■ Given exercise
Quote the records in full and leave their pictures out.

···

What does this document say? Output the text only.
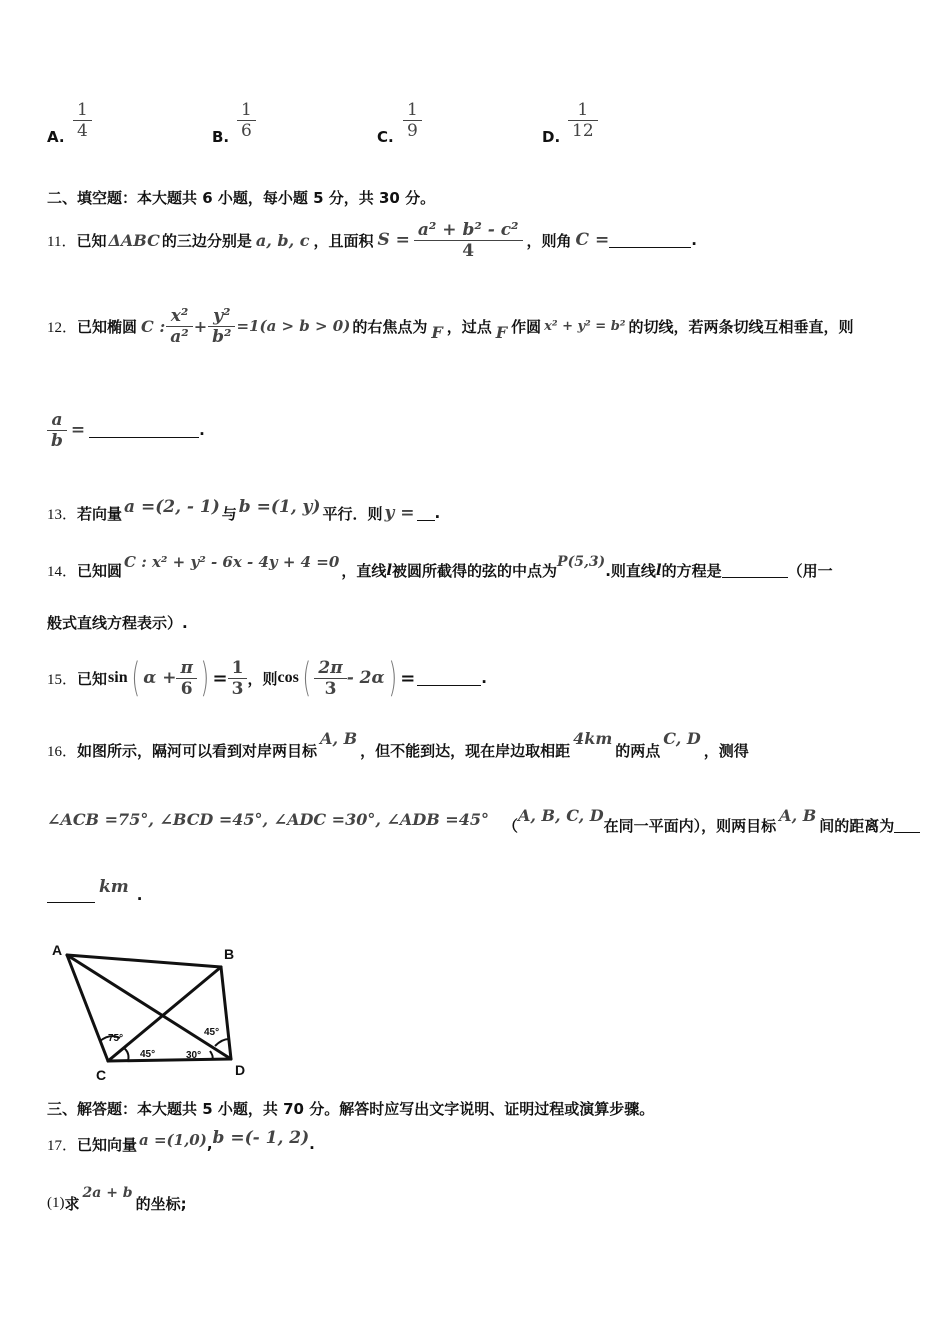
A. $\frac{1}{4}$	B. $\frac{1}{6}$	C. $\frac{1}{9}$	D. $\frac{1}{12}$
二、填空题：本大题共 6 小题，每小题 5 分，共 30 分。
11． 已知 ΔABC 的三边分别是 a, b, c ，且面积 $S = \frac{\text{a² + b² - c²}}{4}$ ，则角 C =	.
12． 已知椭圆 C : $\frac{\text{x²}}{\text{a²}} + \frac{\text{y²}}{\text{b²}} =1(a > b > 0)$ 的右焦点为 F ，过点 F 作圆 x² + y² = b² 的切线，若两条切线互相垂直，则
$\frac{a}{b}$ =	.
13． 若向量 a =(2, - 1) 与 b =(1, y) 平行．则 y = .
14． 已知圆 C : x² + y² - 6x - 4y + 4 =0 ，直线 l 被圆所截得的弦的中点为 P(5,3) .则直线 l 的方程是	（用一
般式直线方程表示）.
15． 已知 sin ( $\alpha + \frac{\pi}{6}$ ) = $\frac{1}{3}$ ，则 cos ( $\frac{2\pi}{3} - 2\alpha$ ) =	.
16． 如图所示，隔河可以看到对岸两目标
A, B
，但不能到达，现在岸边取相距
4km
的两点
C, D
，测得
∠ACB =75°, ∠BCD =45°, ∠ADC =30°, ∠ADB =45° （
A, B, C, D
在同一平面内），则两目标
A, B
间的距离为
km .
A	B
C	D
75°
45°	30°
45°
三、解答题：本大题共 5 小题，共 70 分。解答时应写出文字说明、证明过程或演算步骤。
17． 已知向量 a =(1,0) , b =(- 1, 2) .
(1) 求
2a + b
的坐标;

···

■ Output below
What does this document say? Output the text only.
A. $\frac{1}{4}$	B. $\frac{1}{6}$	C. $\frac{1}{9}$	D. $\frac{1}{12}$
二、填空题：本大题共 6 小题，每小题 5 分，共 30 分。
11． 已知 ΔABC 的三边分别是 a, b, c ，且面积 $S = \frac{\text{a² + b² - c²}}{4}$ ，则角 C =	.
12． 已知椭圆 C : $\frac{\text{x²}}{\text{a²}} + \frac{\text{y²}}{\text{b²}} =1(a > b > 0)$ 的右焦点为 F ，过点 F 作圆 x² + y² = b² 的切线，若两条切线互相垂直，则
$\frac{a}{b}$ =	.
13． 若向量 a =(2, - 1) 与 b =(1, y) 平行．则 y = .
14． 已知圆 C : x² + y² - 6x - 4y + 4 =0 ，直线 l 被圆所截得的弦的中点为 P(5,3) .则直线 l 的方程是	（用一
般式直线方程表示）.
15． 已知 sin ( $\alpha + \frac{\pi}{6}$ ) = $\frac{1}{3}$ ，则 cos ( $\frac{2\pi}{3} - 2\alpha$ ) =	.
16． 如图所示，隔河可以看到对岸两目标
A, B
，但不能到达，现在岸边取相距
4km
的两点
C, D
，测得
∠ACB =75°, ∠BCD =45°, ∠ADC =30°, ∠ADB =45° （
A, B, C, D
在同一平面内），则两目标
A, B
间的距离为
km .
A	B
C	D
75°
45°	30°
45°
三、解答题：本大题共 5 小题，共 70 分。解答时应写出文字说明、证明过程或演算步骤。
17． 已知向量 a =(1,0) , b =(- 1, 2) .
(1) 求
2a + b
的坐标;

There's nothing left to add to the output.